Task statement
Below are the records; collect from them each line containing the string "glyph".

[Data entries]
━━━━━━━━━━━━━━━━━━━━━━━━━━━━━━
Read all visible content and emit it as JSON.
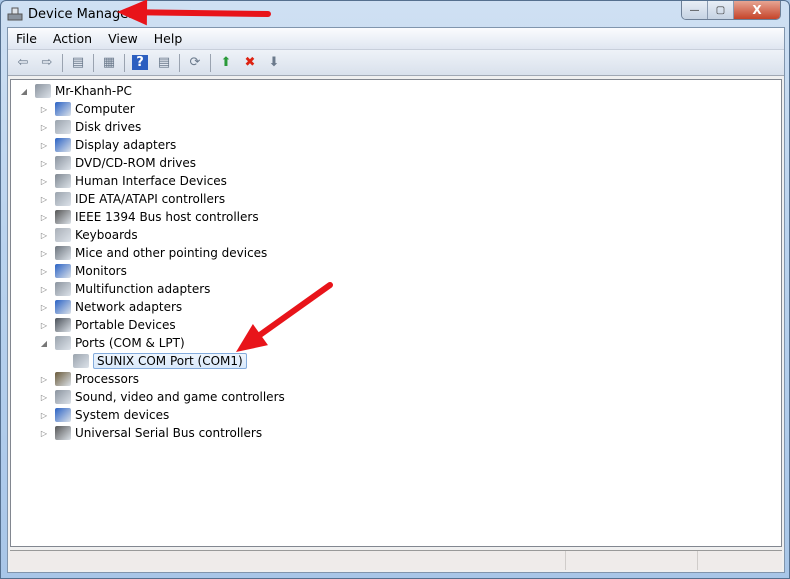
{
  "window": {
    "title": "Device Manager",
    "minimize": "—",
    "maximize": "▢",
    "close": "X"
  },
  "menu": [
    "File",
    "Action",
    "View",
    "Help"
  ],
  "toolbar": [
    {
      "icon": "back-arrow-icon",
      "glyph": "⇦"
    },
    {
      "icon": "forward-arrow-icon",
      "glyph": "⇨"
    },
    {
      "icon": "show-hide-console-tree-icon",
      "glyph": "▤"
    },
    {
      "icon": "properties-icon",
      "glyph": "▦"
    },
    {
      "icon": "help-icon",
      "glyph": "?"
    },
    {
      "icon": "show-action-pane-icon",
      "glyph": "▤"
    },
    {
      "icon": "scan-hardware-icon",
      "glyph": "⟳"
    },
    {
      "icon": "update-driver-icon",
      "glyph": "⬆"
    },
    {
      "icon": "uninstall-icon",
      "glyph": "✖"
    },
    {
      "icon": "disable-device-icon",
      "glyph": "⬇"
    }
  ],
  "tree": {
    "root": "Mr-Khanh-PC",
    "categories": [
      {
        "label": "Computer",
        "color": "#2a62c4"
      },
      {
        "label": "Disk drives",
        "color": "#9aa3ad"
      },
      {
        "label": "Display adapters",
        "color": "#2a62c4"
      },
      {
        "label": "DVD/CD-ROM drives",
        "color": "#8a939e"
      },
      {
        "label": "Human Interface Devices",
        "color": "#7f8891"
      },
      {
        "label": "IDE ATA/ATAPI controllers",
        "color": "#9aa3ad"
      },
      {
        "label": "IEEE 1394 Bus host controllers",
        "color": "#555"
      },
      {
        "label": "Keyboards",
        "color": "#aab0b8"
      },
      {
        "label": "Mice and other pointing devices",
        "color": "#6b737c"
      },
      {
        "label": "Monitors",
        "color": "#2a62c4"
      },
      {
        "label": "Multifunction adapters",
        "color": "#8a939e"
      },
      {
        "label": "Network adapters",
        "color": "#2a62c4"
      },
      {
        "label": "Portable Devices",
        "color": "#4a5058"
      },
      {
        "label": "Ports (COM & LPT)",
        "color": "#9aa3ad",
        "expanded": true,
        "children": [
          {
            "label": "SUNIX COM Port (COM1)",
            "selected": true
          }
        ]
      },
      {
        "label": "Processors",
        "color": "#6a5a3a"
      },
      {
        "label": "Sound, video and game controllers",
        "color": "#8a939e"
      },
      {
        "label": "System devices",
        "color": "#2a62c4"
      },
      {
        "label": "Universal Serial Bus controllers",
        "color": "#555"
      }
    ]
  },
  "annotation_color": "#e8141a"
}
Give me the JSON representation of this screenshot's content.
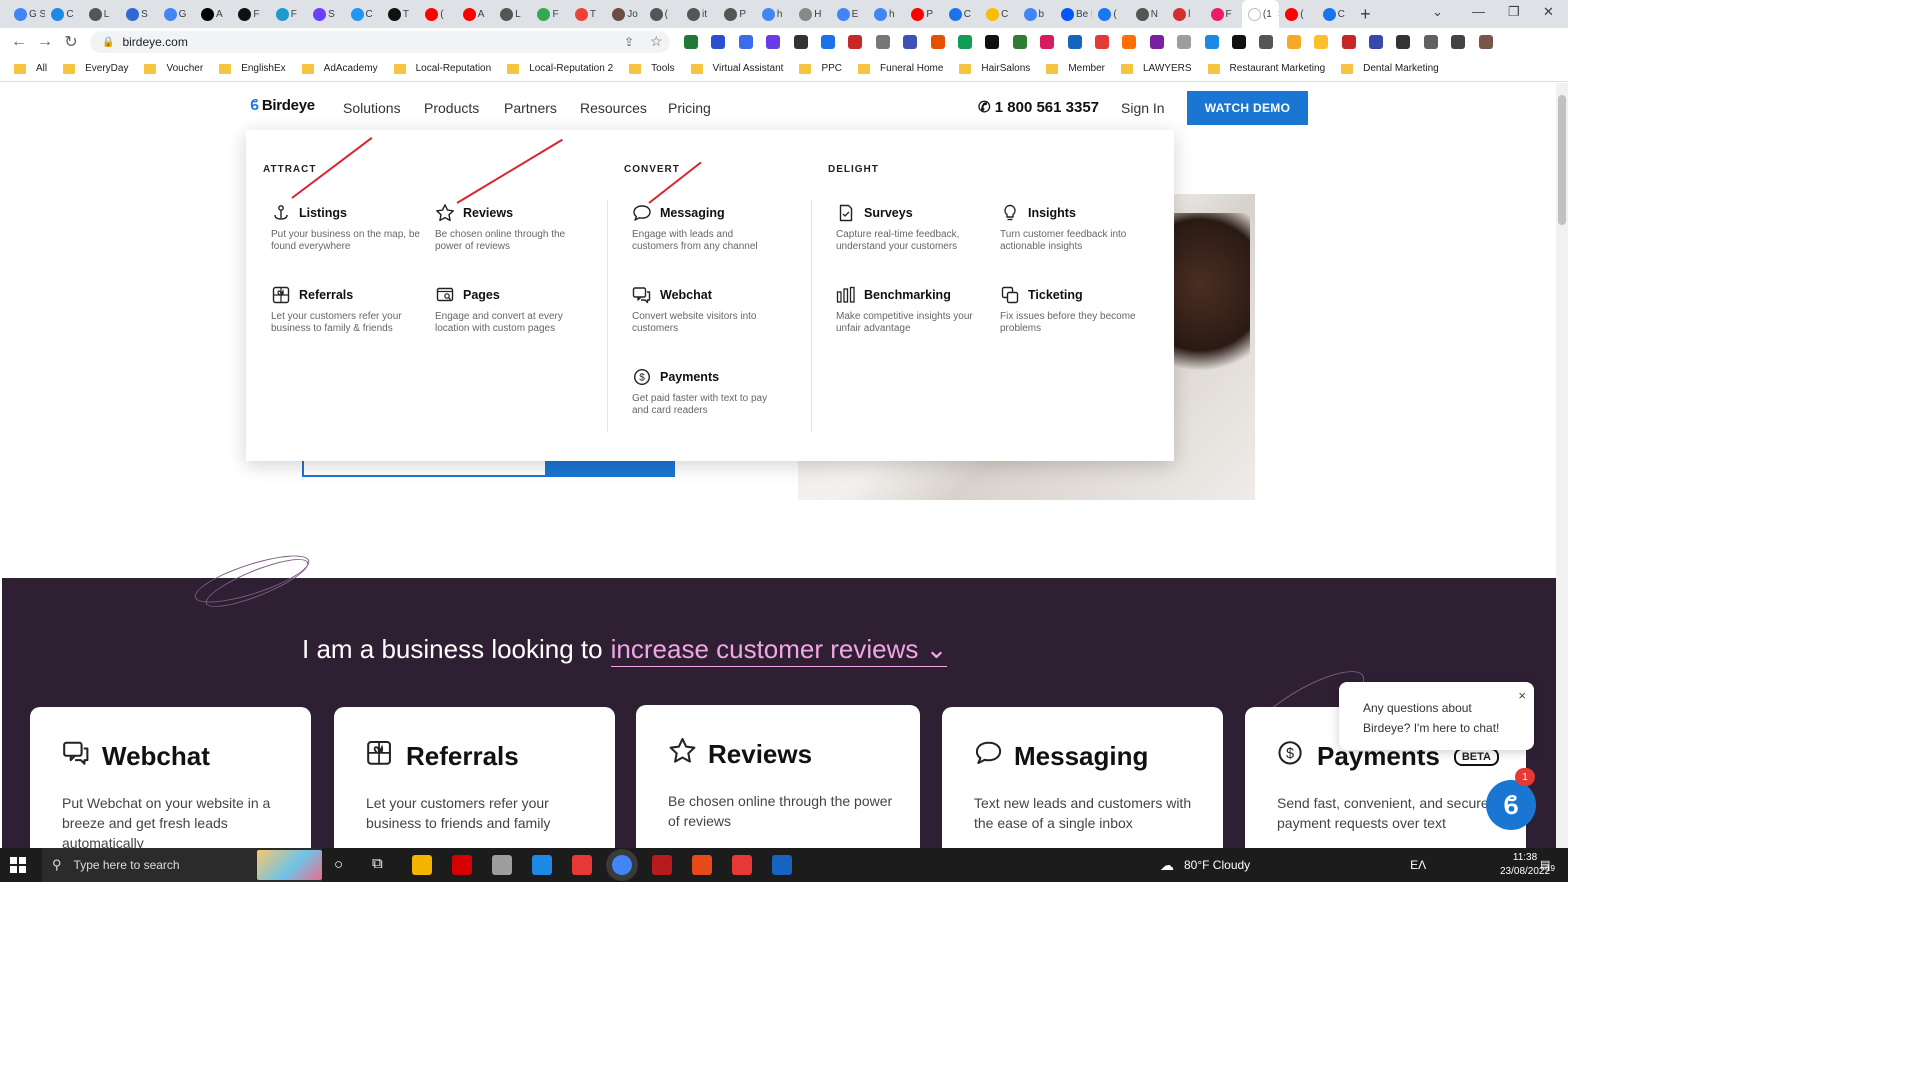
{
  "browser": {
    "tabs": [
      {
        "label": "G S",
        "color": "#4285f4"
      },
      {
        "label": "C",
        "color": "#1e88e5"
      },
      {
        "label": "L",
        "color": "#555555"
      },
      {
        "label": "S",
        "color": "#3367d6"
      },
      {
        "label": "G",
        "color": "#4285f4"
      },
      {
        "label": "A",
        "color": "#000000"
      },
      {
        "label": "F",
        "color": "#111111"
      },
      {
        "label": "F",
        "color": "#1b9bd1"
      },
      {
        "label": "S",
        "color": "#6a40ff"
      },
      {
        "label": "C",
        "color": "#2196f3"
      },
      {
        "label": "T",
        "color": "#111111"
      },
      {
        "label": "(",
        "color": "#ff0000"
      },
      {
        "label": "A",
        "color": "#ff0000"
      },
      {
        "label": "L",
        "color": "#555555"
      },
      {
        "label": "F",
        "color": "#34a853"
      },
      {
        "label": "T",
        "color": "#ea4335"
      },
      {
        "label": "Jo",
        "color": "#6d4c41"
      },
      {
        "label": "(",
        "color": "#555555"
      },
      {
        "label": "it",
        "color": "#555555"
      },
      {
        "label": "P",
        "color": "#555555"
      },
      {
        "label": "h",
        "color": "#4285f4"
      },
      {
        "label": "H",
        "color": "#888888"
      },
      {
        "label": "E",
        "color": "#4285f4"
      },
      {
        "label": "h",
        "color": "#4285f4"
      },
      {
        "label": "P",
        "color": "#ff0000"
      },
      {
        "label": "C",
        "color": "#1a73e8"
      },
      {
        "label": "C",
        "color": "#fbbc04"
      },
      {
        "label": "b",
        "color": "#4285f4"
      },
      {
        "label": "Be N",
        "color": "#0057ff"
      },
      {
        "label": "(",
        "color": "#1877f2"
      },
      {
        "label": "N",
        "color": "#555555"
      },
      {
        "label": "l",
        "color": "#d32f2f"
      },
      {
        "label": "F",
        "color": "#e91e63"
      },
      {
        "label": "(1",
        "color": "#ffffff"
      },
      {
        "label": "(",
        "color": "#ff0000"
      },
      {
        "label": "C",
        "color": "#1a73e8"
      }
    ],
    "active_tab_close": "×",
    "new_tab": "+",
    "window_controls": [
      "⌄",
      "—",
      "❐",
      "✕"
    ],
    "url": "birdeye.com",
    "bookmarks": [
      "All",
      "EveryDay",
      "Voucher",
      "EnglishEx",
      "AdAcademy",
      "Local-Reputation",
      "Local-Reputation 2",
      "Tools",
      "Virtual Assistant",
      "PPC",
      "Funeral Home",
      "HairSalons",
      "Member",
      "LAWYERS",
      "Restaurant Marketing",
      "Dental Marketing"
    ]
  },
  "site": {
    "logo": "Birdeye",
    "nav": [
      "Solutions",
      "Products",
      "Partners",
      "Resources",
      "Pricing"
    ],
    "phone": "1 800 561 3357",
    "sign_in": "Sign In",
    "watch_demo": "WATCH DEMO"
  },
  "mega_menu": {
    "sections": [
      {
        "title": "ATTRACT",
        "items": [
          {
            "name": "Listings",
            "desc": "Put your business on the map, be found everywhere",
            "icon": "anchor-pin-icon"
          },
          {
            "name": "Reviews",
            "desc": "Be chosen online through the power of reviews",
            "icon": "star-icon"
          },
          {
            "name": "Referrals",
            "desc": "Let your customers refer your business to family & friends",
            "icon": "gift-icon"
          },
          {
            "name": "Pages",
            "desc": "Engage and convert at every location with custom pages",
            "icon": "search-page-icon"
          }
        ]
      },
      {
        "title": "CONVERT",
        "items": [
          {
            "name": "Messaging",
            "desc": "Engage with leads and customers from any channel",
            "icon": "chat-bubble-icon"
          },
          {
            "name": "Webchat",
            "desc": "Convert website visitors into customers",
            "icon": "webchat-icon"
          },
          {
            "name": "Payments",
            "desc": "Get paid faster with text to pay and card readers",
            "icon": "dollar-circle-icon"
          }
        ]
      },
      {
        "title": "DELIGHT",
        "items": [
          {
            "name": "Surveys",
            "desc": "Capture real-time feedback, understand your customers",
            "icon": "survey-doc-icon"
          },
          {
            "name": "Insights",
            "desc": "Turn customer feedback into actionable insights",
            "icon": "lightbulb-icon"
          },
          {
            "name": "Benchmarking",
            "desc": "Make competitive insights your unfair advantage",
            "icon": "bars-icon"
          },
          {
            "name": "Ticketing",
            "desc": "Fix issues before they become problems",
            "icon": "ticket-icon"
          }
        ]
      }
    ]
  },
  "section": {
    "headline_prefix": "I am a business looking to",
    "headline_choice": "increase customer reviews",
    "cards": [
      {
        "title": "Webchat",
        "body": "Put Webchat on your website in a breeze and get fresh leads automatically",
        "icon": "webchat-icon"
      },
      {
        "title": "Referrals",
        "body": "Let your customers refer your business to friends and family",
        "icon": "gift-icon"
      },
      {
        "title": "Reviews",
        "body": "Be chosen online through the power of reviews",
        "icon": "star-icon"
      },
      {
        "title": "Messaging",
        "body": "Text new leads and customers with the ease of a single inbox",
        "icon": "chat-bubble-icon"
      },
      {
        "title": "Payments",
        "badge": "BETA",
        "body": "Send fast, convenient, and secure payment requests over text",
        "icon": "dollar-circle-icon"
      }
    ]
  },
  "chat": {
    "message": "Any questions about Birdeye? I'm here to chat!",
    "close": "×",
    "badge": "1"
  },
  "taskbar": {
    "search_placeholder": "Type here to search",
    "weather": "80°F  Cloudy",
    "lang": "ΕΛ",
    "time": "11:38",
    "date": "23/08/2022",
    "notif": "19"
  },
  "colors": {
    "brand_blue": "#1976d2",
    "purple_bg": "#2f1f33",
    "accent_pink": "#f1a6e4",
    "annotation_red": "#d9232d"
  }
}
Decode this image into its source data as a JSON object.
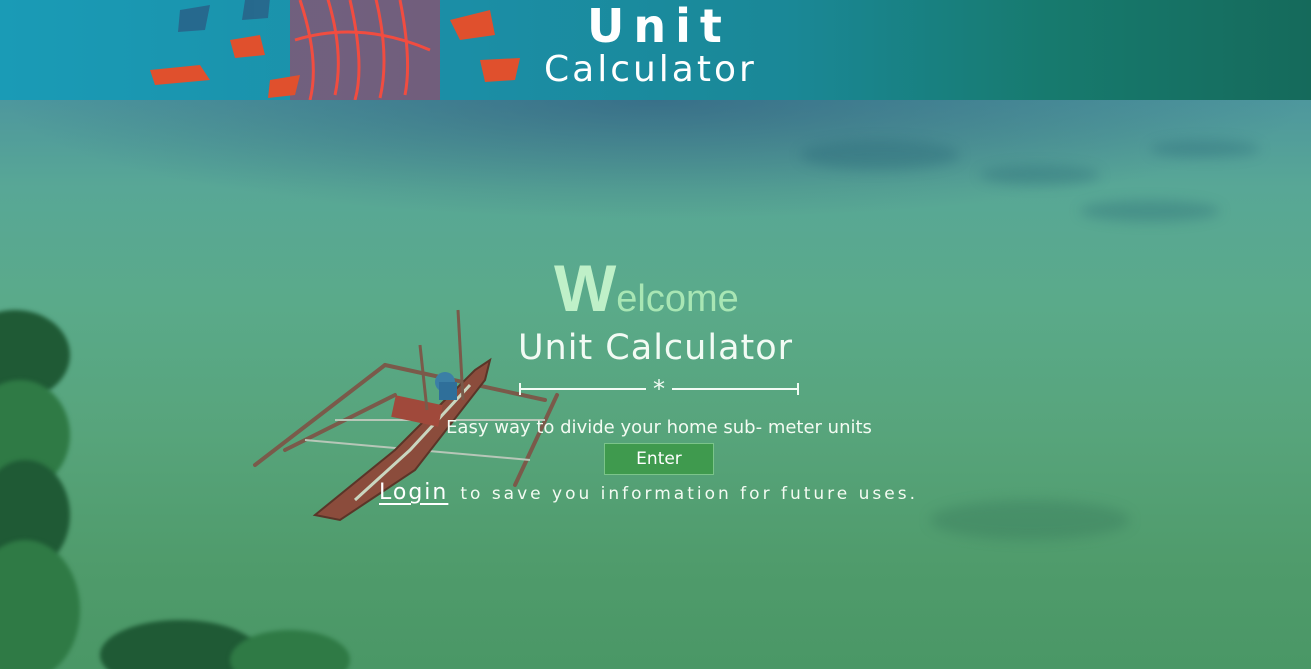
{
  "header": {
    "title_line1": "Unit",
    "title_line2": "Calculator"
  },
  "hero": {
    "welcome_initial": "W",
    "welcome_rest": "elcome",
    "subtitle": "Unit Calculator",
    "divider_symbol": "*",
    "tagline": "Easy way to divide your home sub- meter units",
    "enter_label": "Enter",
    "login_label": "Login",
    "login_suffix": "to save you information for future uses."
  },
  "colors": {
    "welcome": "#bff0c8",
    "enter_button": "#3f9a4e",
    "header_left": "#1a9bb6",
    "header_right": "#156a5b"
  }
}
━━━━━━━━━━━━━━━━━━━━━━━━━━━━━━
Written response
      "glyph": "⇦"
      "glyph": "⇨"
      "glyph": "▤"
      "glyph": "▦"
      "glyph": "?"
      "glyph": "▤"
      "glyph": "⟳"
      "glyph": "⬆"
      "glyph": "✖"
      "glyph": "⬇"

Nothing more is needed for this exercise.